Background information
As has been noted by many authors, wages are higher in urban areas, and higher still in larger urban areas. From the labor supply side, it is not difficult to see why this would be the case. To attract workers to large cities, employers must compensate them for the high cost of living, and possibly also for congestion externalities associated with these areas. Looking at the question from the labor demand side does not yield as obvious an explanation. Why should profitmaximizing firms be willing to pay workers more in large cities than in smaller cities or rural areas? Clearly, it must be the case that workers in large cities are more productive than workers in smaller cities?
Conclusions
Intuitively, we all know that there is something different about cities. How and why they are different is the subject of perennial debate. Recent economic research has begun to be able to formalize the intuitions laid out by Alfred Marshall in the 19th century and Jane Jacobs in the mid-twentieth century. This paper has attempted to shed light on the source of one of these aspects of cities: the fast wage growth urban workers experience.

§ JOBS:
**a.** Answer these questions using the passage on urban wages above:
(i) What must employers compensate workers for in order to attract them to large cities?
(ii) Whose intuitions has recent economic research begun to formalize?
(iii) What aspect of cities has the paper tried to shed light on the source of?
**b.** From the passage on urban wages above, reproduce word for word the part that opens with the words containing "Conclusions" and closes with "urban workers experience.".

(Data items)
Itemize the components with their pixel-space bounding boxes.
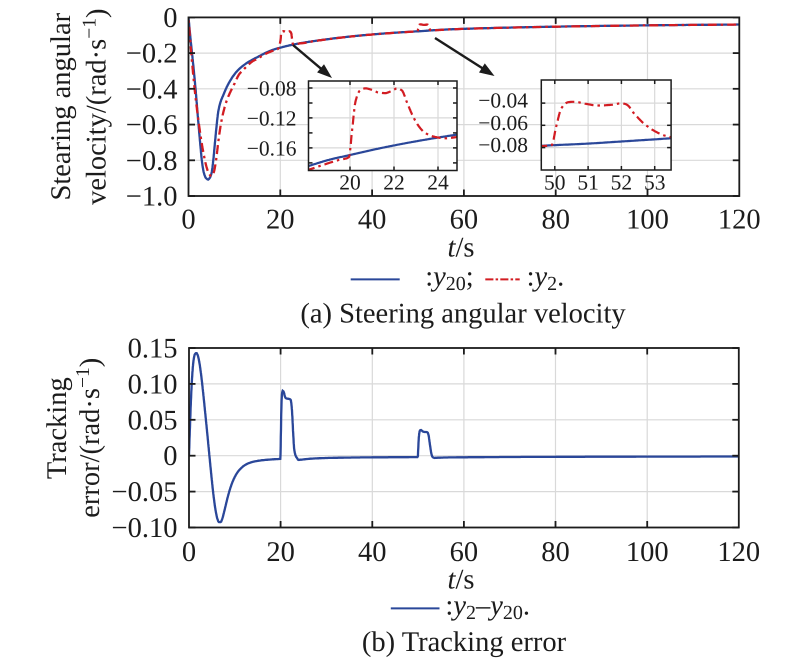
svg-text:−0.10: −0.10 (112, 513, 178, 544)
svg-text:−0.05: −0.05 (112, 477, 178, 508)
svg-text:−0.4: −0.4 (126, 74, 178, 105)
svg-text:0: 0 (163, 3, 177, 34)
svg-text:Stearing angular: Stearing angular (46, 12, 77, 200)
svg-text:−1.0: −1.0 (126, 182, 178, 213)
svg-text:−0.06: −0.06 (478, 111, 528, 135)
svg-text:120: 120 (718, 205, 761, 236)
svg-text:−0.8: −0.8 (126, 146, 178, 177)
svg-text:20: 20 (266, 205, 295, 236)
svg-text:24: 24 (427, 171, 449, 195)
svg-text:(b) Tracking error: (b) Tracking error (362, 627, 567, 658)
svg-text:0: 0 (181, 205, 195, 236)
svg-text:velocity/(rad·s−1): velocity/(rad·s−1) (80, 8, 113, 204)
svg-text:0.10: 0.10 (128, 369, 178, 400)
svg-text:0: 0 (182, 537, 196, 568)
svg-text:20: 20 (266, 537, 295, 568)
svg-text:51: 51 (577, 171, 599, 195)
svg-text:t/s: t/s (448, 233, 475, 264)
svg-text:60: 60 (450, 205, 479, 236)
svg-text:120: 120 (717, 537, 760, 568)
svg-text:80: 80 (541, 205, 570, 236)
svg-text:−0.08: −0.08 (247, 76, 297, 100)
svg-text:0: 0 (163, 441, 177, 472)
svg-text:−0.12: −0.12 (247, 106, 297, 130)
svg-text:Tracking: Tracking (42, 377, 73, 479)
svg-text:20: 20 (339, 171, 361, 195)
svg-text:0.15: 0.15 (128, 334, 178, 365)
svg-text:40: 40 (358, 205, 387, 236)
svg-text:100: 100 (626, 205, 669, 236)
svg-text:−0.08: −0.08 (478, 133, 528, 157)
svg-text:50: 50 (544, 171, 566, 195)
svg-text:−0.16: −0.16 (247, 136, 297, 160)
svg-text:53: 53 (644, 171, 666, 195)
svg-text:40: 40 (358, 537, 387, 568)
svg-text::y2.: :y2. (527, 262, 565, 296)
svg-text:22: 22 (383, 171, 405, 195)
svg-text:60: 60 (450, 537, 479, 568)
svg-text:t/s: t/s (448, 565, 475, 596)
svg-text:80: 80 (541, 537, 570, 568)
svg-text:(a) Steering angular velocity: (a) Steering angular velocity (300, 298, 626, 329)
svg-text:−0.2: −0.2 (126, 39, 178, 70)
svg-text:100: 100 (626, 537, 669, 568)
svg-text:−0.6: −0.6 (126, 110, 178, 141)
svg-text:52: 52 (611, 171, 633, 195)
svg-text:−0.04: −0.04 (478, 89, 528, 113)
svg-text:0.05: 0.05 (128, 405, 178, 436)
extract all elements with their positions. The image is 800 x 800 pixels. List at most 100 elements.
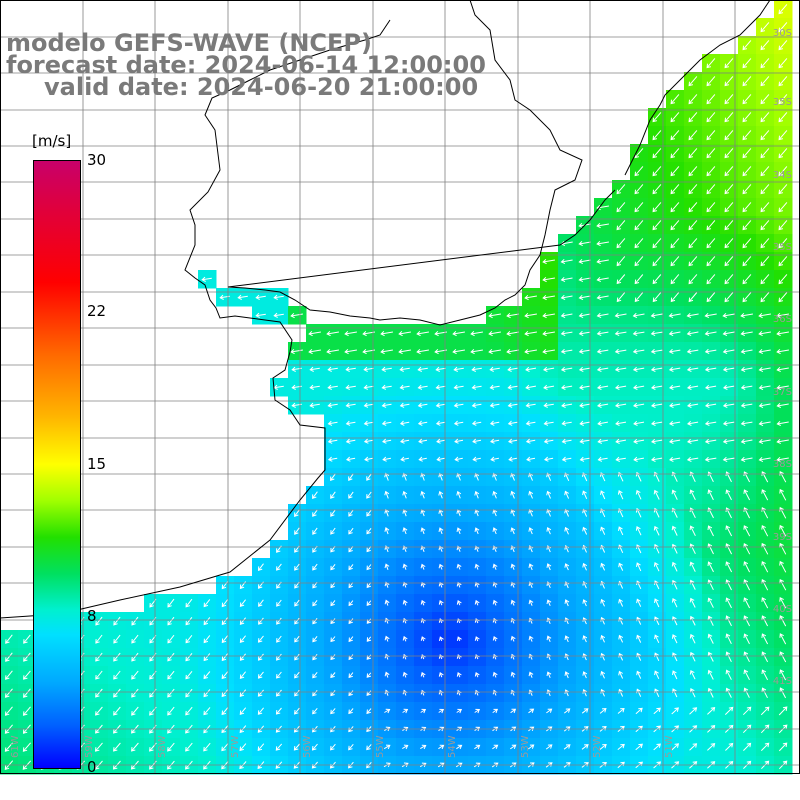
wind-vector-arrow xyxy=(616,238,626,249)
wind-vector-arrow xyxy=(113,616,121,626)
wind-vector-arrow xyxy=(203,671,211,680)
wind-vector-arrow xyxy=(366,618,372,624)
wind-vector-arrow xyxy=(330,509,336,517)
wind-vector-arrow xyxy=(668,366,681,372)
wind-vector-arrow xyxy=(670,94,680,105)
wind-vector-arrow xyxy=(760,202,770,213)
wind-vector-arrow xyxy=(560,312,573,319)
wind-vector-arrow xyxy=(366,690,372,696)
wind-vector-arrow xyxy=(366,473,372,481)
wind-vector-arrow xyxy=(578,258,591,265)
latitude-label: 35S xyxy=(773,242,792,253)
wind-vector-arrow xyxy=(704,438,717,444)
wind-vector-arrow xyxy=(255,294,266,300)
longitude-label: 56W xyxy=(302,735,313,758)
wind-vector-arrow xyxy=(742,58,752,69)
wind-vector-arrow xyxy=(420,527,426,535)
wind-vector-arrow xyxy=(489,384,500,390)
wind-vector-arrow xyxy=(399,402,410,408)
wind-vector-arrow xyxy=(131,670,139,680)
wind-vector-arrow xyxy=(761,597,769,609)
wind-vector-arrow xyxy=(724,292,734,303)
wind-vector-arrow xyxy=(615,438,626,444)
wind-vector-arrow xyxy=(707,489,714,501)
wind-vector-arrow xyxy=(760,76,770,87)
wind-vector-arrow xyxy=(294,653,300,661)
wind-vector-arrow xyxy=(634,256,644,267)
wind-vector-arrow xyxy=(707,543,714,555)
wind-vector-arrow xyxy=(725,633,732,645)
wind-vector-arrow xyxy=(490,456,499,462)
wind-vector-arrow xyxy=(742,112,752,123)
longitude-label: 51W xyxy=(664,735,675,758)
wind-vector-arrow xyxy=(546,689,552,697)
wind-vector-arrow xyxy=(778,184,788,195)
wind-vector-arrow xyxy=(113,706,121,716)
wind-vector-arrow xyxy=(776,438,789,445)
wind-vector-arrow xyxy=(436,456,445,462)
wind-vector-arrow xyxy=(779,542,787,555)
wind-vector-arrow xyxy=(618,670,624,679)
wind-vector-arrow xyxy=(724,256,734,267)
wind-vector-arrow xyxy=(330,708,336,715)
wind-vector-arrow xyxy=(614,348,627,354)
wind-vector-arrow xyxy=(380,330,393,337)
wind-vector-arrow xyxy=(725,742,734,751)
wind-vector-arrow xyxy=(435,420,446,426)
wind-vector-arrow xyxy=(742,706,752,716)
wind-vector-arrow xyxy=(582,508,588,517)
wind-vector-arrow xyxy=(524,348,537,355)
latitude-label: 34S xyxy=(773,170,792,181)
wind-vector-arrow xyxy=(273,294,284,300)
wind-vector-arrow xyxy=(308,330,321,337)
wind-vector-arrow xyxy=(760,166,770,177)
wind-vector-arrow xyxy=(507,384,518,390)
wind-vector-arrow xyxy=(758,420,771,427)
wind-vector-arrow xyxy=(707,669,714,680)
wind-vector-arrow xyxy=(435,384,446,390)
wind-vector-arrow xyxy=(650,366,663,372)
wind-vector-arrow xyxy=(561,384,573,390)
wind-vector-arrow xyxy=(689,561,696,572)
wind-vector-arrow xyxy=(617,743,625,750)
wind-vector-arrow xyxy=(633,456,644,462)
wind-vector-arrow xyxy=(724,202,734,213)
wind-vector-arrow xyxy=(725,525,733,537)
wind-vector-arrow xyxy=(742,184,752,195)
wind-vector-arrow xyxy=(237,294,248,300)
wind-vector-arrow xyxy=(474,527,480,535)
wind-vector-arrow xyxy=(615,402,627,408)
wind-vector-arrow xyxy=(596,330,609,337)
wind-vector-arrow xyxy=(420,744,427,750)
wind-vector-arrow xyxy=(743,525,751,537)
wind-vector-arrow xyxy=(185,706,193,716)
wind-vector-arrow xyxy=(203,689,211,698)
wind-vector-arrow xyxy=(652,292,662,303)
wind-vector-arrow xyxy=(474,636,480,642)
wind-vector-arrow xyxy=(542,330,555,337)
wind-vector-arrow xyxy=(670,130,680,141)
wind-vector-arrow xyxy=(597,420,608,426)
wind-vector-arrow xyxy=(560,366,573,372)
wind-vector-arrow xyxy=(326,330,339,337)
wind-vector-arrow xyxy=(348,636,354,643)
forecast-date: forecast date: 2024-06-14 12:00:00 xyxy=(6,51,486,79)
wind-vector-arrow xyxy=(778,40,788,51)
wind-vector-arrow xyxy=(22,706,31,716)
wind-vector-arrow xyxy=(564,563,570,571)
wind-vector-arrow xyxy=(506,312,519,319)
wind-vector-arrow xyxy=(779,597,787,609)
wind-vector-arrow xyxy=(742,256,752,267)
wind-vector-arrow xyxy=(203,635,211,644)
wind-vector-arrow xyxy=(330,527,336,535)
wind-vector-arrow xyxy=(688,220,698,231)
wind-vector-arrow xyxy=(597,456,608,462)
wind-vector-arrow xyxy=(312,599,318,607)
wind-vector-arrow xyxy=(579,384,591,390)
wind-vector-arrow xyxy=(740,330,753,337)
wind-vector-arrow xyxy=(725,615,732,627)
wind-vector-arrow xyxy=(779,615,787,627)
wind-vector-arrow xyxy=(348,672,354,679)
wind-vector-arrow xyxy=(706,238,716,249)
wind-vector-arrow xyxy=(453,420,464,426)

§ SOLUTIONS FOR EACH TASK:
**a.**
(i) The high cost of living, and possibly also the congestion externalities associated with these areas.
(ii) Those of Alfred Marshall in the 19th century and Jane Jacobs in the mid-twentieth century.
(iii) The fast wage growth urban workers experience.

**b.**
Conclusions
Intuitively, we all know that there is something different about cities. How and why they are different is the subject of perennial debate. Recent economic research has begun to be able to formalize the intuitions laid out by Alfred Marshall in the 19th century and Jane Jacobs in the mid-twentieth century. This paper has attempted to shed light on the source of one of these aspects of cities: the fast wage growth urban workers experience.